_Problem requirements_:
Repeat the material verbatim and drop the pictures.

_Available records_:
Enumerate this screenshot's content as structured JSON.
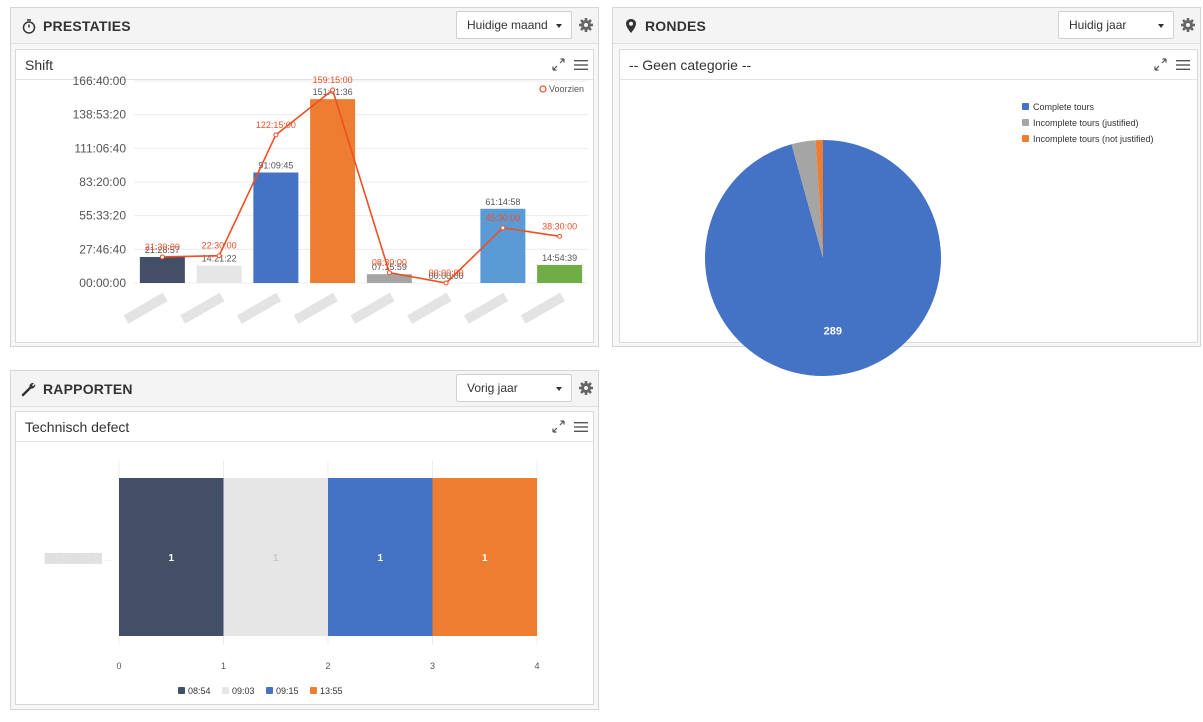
{
  "widgets": {
    "prestaties": {
      "title": "PRESTATIES",
      "icon": "stopwatch-icon",
      "dropdown": "Huidige maand",
      "panel_title": "Shift"
    },
    "rondes": {
      "title": "RONDES",
      "icon": "map-pin-icon",
      "dropdown": "Huidig jaar",
      "panel_title": "-- Geen categorie --"
    },
    "rapporten": {
      "title": "RAPPORTEN",
      "icon": "wrench-icon",
      "dropdown": "Vorig jaar",
      "panel_title": "Technisch defect"
    }
  },
  "chart_data": [
    {
      "type": "bar",
      "yticks": [
        "166:40:00",
        "138:53:20",
        "111:06:40",
        "83:20:00",
        "55:33:20",
        "27:46:40",
        "00:00:00"
      ],
      "ylim": [
        0,
        600000
      ],
      "bars": [
        {
          "label": "21:28:57",
          "seconds": 77337,
          "color": "#434f66"
        },
        {
          "label": "14:21:22",
          "seconds": 51682,
          "color": "#e6e6e6"
        },
        {
          "label": "91:09:45",
          "seconds": 328185,
          "color": "#4472c4"
        },
        {
          "label": "151:41:36",
          "seconds": 546096,
          "color": "#ed7d31"
        },
        {
          "label": "07:15:59",
          "seconds": 26159,
          "color": "#a5a5a5"
        },
        {
          "label": "00:00:00",
          "seconds": 0,
          "color": "#ffc000"
        },
        {
          "label": "61:14:58",
          "seconds": 220498,
          "color": "#5b9bd5"
        },
        {
          "label": "14:54:39",
          "seconds": 53679,
          "color": "#70ad47"
        }
      ],
      "line_series": {
        "name": "Voorzien",
        "color": "#f04e23",
        "labels": [
          "21:30:00",
          "22:30:00",
          "122:15:00",
          "159:15:00",
          "08:30:00",
          "00:00:00",
          "45:30:00",
          "38:30:00"
        ],
        "seconds": [
          77400,
          81000,
          440100,
          573300,
          30600,
          0,
          163800,
          138600
        ]
      }
    },
    {
      "type": "pie",
      "slices": [
        {
          "name": "Complete tours",
          "value": 289,
          "label": "289",
          "color": "#4472c4"
        },
        {
          "name": "Incomplete tours (justified)",
          "value": 10,
          "color": "#a5a5a5"
        },
        {
          "name": "Incomplete tours (not justified)",
          "value": 3,
          "color": "#ed7d31"
        }
      ]
    },
    {
      "type": "bar",
      "orientation": "horizontal-stacked",
      "xticks": [
        "0",
        "1",
        "2",
        "3",
        "4"
      ],
      "xlim": [
        0,
        4
      ],
      "series": [
        {
          "name": "08:54",
          "value": 1,
          "label": "1",
          "color": "#434f66"
        },
        {
          "name": "09:03",
          "value": 1,
          "label": "1",
          "color": "#e6e6e6"
        },
        {
          "name": "09:15",
          "value": 1,
          "label": "1",
          "color": "#4472c4"
        },
        {
          "name": "13:55",
          "value": 1,
          "label": "1",
          "color": "#ed7d31"
        }
      ]
    }
  ]
}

_Reply_:
Enumerate this screenshot's content as structured JSON.
{
  "widgets": {
    "prestaties": {
      "title": "PRESTATIES",
      "icon": "stopwatch-icon",
      "dropdown": "Huidige maand",
      "panel_title": "Shift"
    },
    "rondes": {
      "title": "RONDES",
      "icon": "map-pin-icon",
      "dropdown": "Huidig jaar",
      "panel_title": "-- Geen categorie --"
    },
    "rapporten": {
      "title": "RAPPORTEN",
      "icon": "wrench-icon",
      "dropdown": "Vorig jaar",
      "panel_title": "Technisch defect"
    }
  },
  "chart_data": [
    {
      "type": "bar",
      "yticks": [
        "166:40:00",
        "138:53:20",
        "111:06:40",
        "83:20:00",
        "55:33:20",
        "27:46:40",
        "00:00:00"
      ],
      "ylim": [
        0,
        600000
      ],
      "bars": [
        {
          "label": "21:28:57",
          "seconds": 77337,
          "color": "#434f66"
        },
        {
          "label": "14:21:22",
          "seconds": 51682,
          "color": "#e6e6e6"
        },
        {
          "label": "91:09:45",
          "seconds": 328185,
          "color": "#4472c4"
        },
        {
          "label": "151:41:36",
          "seconds": 546096,
          "color": "#ed7d31"
        },
        {
          "label": "07:15:59",
          "seconds": 26159,
          "color": "#a5a5a5"
        },
        {
          "label": "00:00:00",
          "seconds": 0,
          "color": "#ffc000"
        },
        {
          "label": "61:14:58",
          "seconds": 220498,
          "color": "#5b9bd5"
        },
        {
          "label": "14:54:39",
          "seconds": 53679,
          "color": "#70ad47"
        }
      ],
      "line_series": {
        "name": "Voorzien",
        "color": "#f04e23",
        "labels": [
          "21:30:00",
          "22:30:00",
          "122:15:00",
          "159:15:00",
          "08:30:00",
          "00:00:00",
          "45:30:00",
          "38:30:00"
        ],
        "seconds": [
          77400,
          81000,
          440100,
          573300,
          30600,
          0,
          163800,
          138600
        ]
      }
    },
    {
      "type": "pie",
      "slices": [
        {
          "name": "Complete tours",
          "value": 289,
          "label": "289",
          "color": "#4472c4"
        },
        {
          "name": "Incomplete tours (justified)",
          "value": 10,
          "color": "#a5a5a5"
        },
        {
          "name": "Incomplete tours (not justified)",
          "value": 3,
          "color": "#ed7d31"
        }
      ]
    },
    {
      "type": "bar",
      "orientation": "horizontal-stacked",
      "xticks": [
        "0",
        "1",
        "2",
        "3",
        "4"
      ],
      "xlim": [
        0,
        4
      ],
      "series": [
        {
          "name": "08:54",
          "value": 1,
          "label": "1",
          "color": "#434f66"
        },
        {
          "name": "09:03",
          "value": 1,
          "label": "1",
          "color": "#e6e6e6"
        },
        {
          "name": "09:15",
          "value": 1,
          "label": "1",
          "color": "#4472c4"
        },
        {
          "name": "13:55",
          "value": 1,
          "label": "1",
          "color": "#ed7d31"
        }
      ]
    }
  ]
}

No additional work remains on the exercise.